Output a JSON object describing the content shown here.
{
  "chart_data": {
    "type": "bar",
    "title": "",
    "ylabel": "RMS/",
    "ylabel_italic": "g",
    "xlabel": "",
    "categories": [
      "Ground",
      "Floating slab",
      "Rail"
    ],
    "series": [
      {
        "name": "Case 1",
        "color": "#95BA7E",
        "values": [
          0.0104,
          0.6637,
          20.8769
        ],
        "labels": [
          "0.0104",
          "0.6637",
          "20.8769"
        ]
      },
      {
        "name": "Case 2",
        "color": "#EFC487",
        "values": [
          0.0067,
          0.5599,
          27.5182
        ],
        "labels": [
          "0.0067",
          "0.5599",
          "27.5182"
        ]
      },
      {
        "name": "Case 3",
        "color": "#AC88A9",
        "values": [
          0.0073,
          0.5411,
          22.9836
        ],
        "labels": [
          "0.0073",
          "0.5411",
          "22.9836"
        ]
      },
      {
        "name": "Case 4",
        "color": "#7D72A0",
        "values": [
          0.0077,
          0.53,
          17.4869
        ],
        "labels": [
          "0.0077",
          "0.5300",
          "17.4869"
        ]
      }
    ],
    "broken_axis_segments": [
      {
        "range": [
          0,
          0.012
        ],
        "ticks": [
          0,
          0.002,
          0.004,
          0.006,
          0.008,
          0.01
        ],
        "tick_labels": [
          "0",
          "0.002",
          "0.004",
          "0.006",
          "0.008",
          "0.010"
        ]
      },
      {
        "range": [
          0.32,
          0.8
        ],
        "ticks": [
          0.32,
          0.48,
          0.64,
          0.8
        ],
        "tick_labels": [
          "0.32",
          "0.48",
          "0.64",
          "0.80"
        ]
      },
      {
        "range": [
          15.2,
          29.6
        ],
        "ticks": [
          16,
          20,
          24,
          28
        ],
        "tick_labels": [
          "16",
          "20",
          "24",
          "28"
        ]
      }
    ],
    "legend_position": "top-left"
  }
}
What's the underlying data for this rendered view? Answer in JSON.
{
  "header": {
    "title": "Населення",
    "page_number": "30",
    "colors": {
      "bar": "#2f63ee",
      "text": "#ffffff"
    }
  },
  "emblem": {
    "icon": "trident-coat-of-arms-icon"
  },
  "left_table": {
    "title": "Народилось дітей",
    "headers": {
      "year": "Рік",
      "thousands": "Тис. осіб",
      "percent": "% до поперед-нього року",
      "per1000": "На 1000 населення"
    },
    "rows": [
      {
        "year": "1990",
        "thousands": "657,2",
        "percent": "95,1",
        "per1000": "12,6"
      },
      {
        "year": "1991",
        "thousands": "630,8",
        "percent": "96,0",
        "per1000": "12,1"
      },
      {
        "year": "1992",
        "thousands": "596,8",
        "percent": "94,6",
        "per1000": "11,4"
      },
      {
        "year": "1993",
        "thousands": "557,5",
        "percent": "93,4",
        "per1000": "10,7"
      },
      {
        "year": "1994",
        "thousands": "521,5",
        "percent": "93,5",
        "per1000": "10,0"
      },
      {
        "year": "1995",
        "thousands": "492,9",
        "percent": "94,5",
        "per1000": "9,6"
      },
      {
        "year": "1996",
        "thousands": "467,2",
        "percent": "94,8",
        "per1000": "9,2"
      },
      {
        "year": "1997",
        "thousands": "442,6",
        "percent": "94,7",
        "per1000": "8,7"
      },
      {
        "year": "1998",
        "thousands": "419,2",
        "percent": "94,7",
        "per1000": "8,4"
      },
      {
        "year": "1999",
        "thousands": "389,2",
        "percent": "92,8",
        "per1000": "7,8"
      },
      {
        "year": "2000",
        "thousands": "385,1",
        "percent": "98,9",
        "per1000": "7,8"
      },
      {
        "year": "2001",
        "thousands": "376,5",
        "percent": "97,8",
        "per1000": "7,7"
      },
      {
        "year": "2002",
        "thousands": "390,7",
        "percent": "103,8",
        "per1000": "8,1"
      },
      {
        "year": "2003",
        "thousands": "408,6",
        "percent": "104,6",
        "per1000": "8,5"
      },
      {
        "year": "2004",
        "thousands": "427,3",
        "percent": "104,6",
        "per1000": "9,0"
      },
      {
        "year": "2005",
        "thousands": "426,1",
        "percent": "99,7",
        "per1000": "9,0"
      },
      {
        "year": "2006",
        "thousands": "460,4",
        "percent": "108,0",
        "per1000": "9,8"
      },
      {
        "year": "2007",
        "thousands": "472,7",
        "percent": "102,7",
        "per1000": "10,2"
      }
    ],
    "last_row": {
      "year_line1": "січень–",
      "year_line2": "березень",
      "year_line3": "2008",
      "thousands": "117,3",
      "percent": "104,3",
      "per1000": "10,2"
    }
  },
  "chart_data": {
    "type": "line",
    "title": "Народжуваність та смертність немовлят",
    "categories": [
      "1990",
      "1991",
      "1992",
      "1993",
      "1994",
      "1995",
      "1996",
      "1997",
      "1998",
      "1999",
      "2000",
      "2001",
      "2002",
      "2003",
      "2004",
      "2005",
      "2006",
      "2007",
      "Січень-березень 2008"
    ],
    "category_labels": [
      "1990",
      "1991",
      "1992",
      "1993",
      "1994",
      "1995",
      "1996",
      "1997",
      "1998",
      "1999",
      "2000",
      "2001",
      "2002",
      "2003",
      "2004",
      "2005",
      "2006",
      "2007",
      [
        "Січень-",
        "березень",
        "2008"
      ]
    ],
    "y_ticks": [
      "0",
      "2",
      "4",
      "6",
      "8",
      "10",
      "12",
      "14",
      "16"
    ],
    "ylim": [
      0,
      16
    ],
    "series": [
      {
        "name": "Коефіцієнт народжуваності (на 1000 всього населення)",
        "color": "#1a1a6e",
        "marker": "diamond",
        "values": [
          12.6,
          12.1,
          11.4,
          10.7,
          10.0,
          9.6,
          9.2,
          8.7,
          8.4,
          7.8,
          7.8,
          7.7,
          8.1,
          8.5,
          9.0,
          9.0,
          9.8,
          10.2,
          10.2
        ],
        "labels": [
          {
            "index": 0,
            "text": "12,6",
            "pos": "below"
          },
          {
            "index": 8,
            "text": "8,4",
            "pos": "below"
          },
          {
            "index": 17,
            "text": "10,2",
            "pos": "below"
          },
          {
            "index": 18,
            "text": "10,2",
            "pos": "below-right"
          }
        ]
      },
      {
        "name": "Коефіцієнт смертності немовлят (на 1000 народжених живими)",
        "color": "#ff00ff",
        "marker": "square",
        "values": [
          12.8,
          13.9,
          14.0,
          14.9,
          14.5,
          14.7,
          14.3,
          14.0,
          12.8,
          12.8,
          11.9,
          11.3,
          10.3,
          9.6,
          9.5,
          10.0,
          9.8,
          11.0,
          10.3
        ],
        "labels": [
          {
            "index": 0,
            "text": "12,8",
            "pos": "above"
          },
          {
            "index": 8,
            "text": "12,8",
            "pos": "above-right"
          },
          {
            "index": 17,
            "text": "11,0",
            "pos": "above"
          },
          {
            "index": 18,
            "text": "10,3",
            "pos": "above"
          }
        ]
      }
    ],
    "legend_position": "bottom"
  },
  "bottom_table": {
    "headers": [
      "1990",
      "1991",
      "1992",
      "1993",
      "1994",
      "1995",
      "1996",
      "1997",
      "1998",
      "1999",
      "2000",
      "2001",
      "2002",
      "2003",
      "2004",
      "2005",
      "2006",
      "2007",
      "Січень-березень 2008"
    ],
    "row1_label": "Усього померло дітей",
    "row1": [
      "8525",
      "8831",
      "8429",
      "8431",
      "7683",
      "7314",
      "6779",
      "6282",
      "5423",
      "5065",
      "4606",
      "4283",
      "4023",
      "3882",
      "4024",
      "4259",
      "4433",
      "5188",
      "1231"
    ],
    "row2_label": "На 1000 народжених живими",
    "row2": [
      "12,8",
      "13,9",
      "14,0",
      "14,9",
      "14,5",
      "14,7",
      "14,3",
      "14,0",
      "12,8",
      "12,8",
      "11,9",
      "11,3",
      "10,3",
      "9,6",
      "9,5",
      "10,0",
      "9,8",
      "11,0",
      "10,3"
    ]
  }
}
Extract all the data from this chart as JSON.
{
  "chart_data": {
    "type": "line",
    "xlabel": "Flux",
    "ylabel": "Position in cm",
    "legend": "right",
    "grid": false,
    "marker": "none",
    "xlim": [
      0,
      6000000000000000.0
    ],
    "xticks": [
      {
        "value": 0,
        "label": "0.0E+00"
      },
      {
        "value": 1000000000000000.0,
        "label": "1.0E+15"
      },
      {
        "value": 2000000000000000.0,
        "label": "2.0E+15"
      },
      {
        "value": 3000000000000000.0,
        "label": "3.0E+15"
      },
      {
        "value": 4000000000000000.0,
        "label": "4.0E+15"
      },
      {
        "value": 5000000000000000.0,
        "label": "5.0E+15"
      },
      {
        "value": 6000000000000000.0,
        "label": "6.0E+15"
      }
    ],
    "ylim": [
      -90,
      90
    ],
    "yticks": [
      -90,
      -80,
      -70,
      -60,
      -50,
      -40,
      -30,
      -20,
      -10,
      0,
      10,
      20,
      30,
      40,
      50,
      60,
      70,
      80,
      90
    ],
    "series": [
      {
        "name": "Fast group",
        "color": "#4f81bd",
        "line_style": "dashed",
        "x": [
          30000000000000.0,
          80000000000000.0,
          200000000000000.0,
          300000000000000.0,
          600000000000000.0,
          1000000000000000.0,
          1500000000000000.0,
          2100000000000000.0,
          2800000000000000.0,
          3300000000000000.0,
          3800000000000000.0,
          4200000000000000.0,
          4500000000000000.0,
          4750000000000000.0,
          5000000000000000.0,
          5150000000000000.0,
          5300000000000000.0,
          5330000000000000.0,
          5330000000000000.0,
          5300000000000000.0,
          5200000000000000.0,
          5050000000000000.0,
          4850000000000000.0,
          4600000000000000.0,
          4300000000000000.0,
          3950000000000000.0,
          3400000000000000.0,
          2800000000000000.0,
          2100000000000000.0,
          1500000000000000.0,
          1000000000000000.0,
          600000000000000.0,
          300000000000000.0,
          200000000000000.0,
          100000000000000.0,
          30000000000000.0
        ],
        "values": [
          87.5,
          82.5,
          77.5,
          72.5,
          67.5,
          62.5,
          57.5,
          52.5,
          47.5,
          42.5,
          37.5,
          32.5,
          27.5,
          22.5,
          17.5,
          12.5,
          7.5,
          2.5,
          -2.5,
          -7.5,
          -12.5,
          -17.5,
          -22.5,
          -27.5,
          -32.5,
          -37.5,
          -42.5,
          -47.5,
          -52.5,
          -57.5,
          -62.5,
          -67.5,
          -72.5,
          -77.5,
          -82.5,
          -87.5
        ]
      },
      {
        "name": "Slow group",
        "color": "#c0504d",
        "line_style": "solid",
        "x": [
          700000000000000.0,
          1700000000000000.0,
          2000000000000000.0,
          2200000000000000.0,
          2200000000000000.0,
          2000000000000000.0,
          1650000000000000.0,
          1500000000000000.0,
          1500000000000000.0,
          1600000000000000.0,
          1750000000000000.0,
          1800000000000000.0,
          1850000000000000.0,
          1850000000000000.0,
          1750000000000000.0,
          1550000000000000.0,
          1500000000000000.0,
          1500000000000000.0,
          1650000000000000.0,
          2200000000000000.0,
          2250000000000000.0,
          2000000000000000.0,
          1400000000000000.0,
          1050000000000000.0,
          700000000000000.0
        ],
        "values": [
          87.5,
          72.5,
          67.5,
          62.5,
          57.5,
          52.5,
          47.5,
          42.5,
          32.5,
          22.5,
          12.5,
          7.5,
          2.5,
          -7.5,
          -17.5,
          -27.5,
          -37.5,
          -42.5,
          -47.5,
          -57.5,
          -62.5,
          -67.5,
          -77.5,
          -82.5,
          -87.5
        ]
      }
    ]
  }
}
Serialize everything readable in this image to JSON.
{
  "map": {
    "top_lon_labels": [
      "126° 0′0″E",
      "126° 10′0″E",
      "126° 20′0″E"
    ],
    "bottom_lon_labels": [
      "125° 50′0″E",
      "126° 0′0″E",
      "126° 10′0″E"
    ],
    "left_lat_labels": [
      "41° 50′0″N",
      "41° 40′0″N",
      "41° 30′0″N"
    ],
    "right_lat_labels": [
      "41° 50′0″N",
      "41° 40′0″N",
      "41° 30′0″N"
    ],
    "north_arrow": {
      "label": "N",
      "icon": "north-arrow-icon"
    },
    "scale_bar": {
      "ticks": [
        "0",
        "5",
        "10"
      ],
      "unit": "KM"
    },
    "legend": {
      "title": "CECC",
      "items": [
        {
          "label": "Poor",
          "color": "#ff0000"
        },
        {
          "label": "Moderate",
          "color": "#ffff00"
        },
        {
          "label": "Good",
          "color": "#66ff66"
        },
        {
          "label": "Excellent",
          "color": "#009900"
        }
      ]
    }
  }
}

* Set task *
Looking at the entries above, state how many lines contain "Case"; give the number alone.

* Task answer *
4